● **STORED RECORDS**

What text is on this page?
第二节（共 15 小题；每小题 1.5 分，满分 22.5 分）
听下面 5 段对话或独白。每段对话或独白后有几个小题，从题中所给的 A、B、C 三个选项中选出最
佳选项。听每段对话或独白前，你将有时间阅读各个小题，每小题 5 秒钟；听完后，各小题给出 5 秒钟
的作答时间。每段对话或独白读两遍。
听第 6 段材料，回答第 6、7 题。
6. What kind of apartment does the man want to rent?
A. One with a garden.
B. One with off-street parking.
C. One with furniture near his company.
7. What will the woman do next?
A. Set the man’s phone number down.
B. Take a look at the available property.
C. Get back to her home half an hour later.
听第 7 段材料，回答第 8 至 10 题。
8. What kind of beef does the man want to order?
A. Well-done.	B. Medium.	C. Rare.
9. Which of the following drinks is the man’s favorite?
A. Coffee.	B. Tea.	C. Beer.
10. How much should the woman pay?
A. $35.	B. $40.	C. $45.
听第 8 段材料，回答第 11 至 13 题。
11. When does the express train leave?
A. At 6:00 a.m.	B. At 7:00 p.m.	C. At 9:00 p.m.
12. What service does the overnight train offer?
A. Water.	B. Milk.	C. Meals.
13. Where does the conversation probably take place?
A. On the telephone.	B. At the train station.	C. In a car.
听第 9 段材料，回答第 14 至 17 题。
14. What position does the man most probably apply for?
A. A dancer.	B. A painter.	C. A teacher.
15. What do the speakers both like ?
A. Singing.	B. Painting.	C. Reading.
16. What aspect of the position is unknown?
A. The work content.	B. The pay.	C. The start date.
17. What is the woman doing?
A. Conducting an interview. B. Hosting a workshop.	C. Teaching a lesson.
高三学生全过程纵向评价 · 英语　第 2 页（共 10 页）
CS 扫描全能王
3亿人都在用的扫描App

● **TASK STATEMENT**
Transcribe the entire listing above precisely.

● **FULL SOLUTION**
What text is on this page?
第二节（共 15 小题；每小题 1.5 分，满分 22.5 分）
听下面 5 段对话或独白。每段对话或独白后有几个小题，从题中所给的 A、B、C 三个选项中选出最
佳选项。听每段对话或独白前，你将有时间阅读各个小题，每小题 5 秒钟；听完后，各小题给出 5 秒钟
的作答时间。每段对话或独白读两遍。
听第 6 段材料，回答第 6、7 题。
6. What kind of apartment does the man want to rent?
A. One with a garden.
B. One with off-street parking.
C. One with furniture near his company.
7. What will the woman do next?
A. Set the man’s phone number down.
B. Take a look at the available property.
C. Get back to her home half an hour later.
听第 7 段材料，回答第 8 至 10 题。
8. What kind of beef does the man want to order?
A. Well-done.	B. Medium.	C. Rare.
9. Which of the following drinks is the man’s favorite?
A. Coffee.	B. Tea.	C. Beer.
10. How much should the woman pay?
A. $35.	B. $40.	C. $45.
听第 8 段材料，回答第 11 至 13 题。
11. When does the express train leave?
A. At 6:00 a.m.	B. At 7:00 p.m.	C. At 9:00 p.m.
12. What service does the overnight train offer?
A. Water.	B. Milk.	C. Meals.
13. Where does the conversation probably take place?
A. On the telephone.	B. At the train station.	C. In a car.
听第 9 段材料，回答第 14 至 17 题。
14. What position does the man most probably apply for?
A. A dancer.	B. A painter.	C. A teacher.
15. What do the speakers both like ?
A. Singing.	B. Painting.	C. Reading.
16. What aspect of the position is unknown?
A. The work content.	B. The pay.	C. The start date.
17. What is the woman doing?
A. Conducting an interview. B. Hosting a workshop.	C. Teaching a lesson.
高三学生全过程纵向评价 · 英语　第 2 页（共 10 页）
CS 扫描全能王
3亿人都在用的扫描App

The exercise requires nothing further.